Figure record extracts
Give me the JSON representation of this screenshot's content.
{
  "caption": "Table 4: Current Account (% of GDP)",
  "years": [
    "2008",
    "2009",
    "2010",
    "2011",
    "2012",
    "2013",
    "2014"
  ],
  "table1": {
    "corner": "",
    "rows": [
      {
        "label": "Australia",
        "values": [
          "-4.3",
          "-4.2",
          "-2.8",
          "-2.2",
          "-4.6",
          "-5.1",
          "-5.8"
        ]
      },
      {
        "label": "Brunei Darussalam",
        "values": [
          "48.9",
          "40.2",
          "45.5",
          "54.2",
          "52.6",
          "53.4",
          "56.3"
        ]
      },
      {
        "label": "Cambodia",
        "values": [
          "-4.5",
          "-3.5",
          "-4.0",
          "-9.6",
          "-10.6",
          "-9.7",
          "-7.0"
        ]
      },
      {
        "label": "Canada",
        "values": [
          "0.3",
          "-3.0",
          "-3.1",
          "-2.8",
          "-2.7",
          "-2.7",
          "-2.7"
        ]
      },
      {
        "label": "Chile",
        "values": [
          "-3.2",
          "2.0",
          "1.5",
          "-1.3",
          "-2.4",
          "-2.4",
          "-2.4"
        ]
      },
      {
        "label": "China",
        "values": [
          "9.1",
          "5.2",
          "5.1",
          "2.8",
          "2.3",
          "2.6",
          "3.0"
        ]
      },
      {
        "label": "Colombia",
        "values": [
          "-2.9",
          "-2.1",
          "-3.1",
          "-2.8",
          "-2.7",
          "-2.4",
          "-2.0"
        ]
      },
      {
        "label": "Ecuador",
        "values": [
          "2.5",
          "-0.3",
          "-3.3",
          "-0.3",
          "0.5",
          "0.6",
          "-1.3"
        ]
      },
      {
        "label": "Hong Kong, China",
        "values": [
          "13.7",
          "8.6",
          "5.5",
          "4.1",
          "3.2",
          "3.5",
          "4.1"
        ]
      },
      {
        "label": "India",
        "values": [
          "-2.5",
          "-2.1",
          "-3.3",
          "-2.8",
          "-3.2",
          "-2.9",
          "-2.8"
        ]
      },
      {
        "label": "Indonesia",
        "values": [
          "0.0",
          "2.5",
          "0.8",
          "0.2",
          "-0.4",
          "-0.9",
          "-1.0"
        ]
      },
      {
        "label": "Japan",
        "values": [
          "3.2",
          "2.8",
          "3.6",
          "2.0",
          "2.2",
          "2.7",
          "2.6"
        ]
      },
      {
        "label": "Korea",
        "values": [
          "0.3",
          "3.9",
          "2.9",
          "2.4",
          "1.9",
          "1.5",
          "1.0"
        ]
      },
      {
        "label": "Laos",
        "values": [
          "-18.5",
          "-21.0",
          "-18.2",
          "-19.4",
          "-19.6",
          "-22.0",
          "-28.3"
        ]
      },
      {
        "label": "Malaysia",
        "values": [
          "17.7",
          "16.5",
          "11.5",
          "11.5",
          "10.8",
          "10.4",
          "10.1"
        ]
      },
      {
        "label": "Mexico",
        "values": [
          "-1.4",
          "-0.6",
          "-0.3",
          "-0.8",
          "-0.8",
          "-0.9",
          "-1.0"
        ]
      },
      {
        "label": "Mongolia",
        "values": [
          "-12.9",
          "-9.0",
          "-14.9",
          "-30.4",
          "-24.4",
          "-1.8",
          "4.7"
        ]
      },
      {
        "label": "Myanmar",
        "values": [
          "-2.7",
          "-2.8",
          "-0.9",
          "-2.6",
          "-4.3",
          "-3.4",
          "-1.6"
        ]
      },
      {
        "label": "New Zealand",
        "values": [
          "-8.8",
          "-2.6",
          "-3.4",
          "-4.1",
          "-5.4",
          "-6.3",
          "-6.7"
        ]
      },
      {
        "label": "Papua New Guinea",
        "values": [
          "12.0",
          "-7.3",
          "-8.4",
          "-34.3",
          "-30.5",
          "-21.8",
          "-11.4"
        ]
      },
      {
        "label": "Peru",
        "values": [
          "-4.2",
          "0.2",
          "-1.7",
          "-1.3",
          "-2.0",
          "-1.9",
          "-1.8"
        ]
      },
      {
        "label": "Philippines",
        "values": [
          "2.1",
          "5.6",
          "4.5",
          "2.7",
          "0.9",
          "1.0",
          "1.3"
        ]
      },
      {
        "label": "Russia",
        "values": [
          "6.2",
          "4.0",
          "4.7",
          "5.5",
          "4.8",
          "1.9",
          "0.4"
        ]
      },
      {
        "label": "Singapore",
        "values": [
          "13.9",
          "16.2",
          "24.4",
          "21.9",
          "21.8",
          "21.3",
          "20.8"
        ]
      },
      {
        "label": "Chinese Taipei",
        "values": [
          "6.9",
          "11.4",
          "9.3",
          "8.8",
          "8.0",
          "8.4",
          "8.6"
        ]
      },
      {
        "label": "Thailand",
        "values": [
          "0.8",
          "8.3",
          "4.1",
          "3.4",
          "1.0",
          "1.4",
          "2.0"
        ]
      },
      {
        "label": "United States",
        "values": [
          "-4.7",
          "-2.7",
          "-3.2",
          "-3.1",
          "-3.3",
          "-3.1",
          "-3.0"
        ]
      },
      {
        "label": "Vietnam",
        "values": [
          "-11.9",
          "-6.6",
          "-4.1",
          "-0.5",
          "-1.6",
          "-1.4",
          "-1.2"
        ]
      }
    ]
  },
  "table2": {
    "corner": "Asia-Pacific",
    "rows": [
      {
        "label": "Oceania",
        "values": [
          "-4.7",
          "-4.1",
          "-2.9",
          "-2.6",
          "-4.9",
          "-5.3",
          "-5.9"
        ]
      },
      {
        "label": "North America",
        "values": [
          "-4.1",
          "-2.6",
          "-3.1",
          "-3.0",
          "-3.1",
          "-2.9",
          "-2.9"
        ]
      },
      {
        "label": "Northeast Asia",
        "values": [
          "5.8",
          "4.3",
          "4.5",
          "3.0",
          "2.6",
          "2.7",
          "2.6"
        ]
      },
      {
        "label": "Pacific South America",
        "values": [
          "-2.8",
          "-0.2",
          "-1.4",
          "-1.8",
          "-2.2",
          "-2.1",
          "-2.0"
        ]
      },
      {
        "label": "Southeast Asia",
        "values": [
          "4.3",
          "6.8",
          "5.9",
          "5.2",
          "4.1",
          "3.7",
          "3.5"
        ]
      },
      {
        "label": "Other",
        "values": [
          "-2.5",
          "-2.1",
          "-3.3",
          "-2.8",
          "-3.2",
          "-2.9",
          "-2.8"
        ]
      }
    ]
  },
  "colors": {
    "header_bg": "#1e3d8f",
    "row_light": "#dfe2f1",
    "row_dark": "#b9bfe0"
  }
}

- **Goal**: Which lines hold the word "Asia"? Copy every one of them.

- **Task answer**:
    "corner": "Asia-Pacific",
        "label": "Northeast Asia",
        "label": "Southeast Asia",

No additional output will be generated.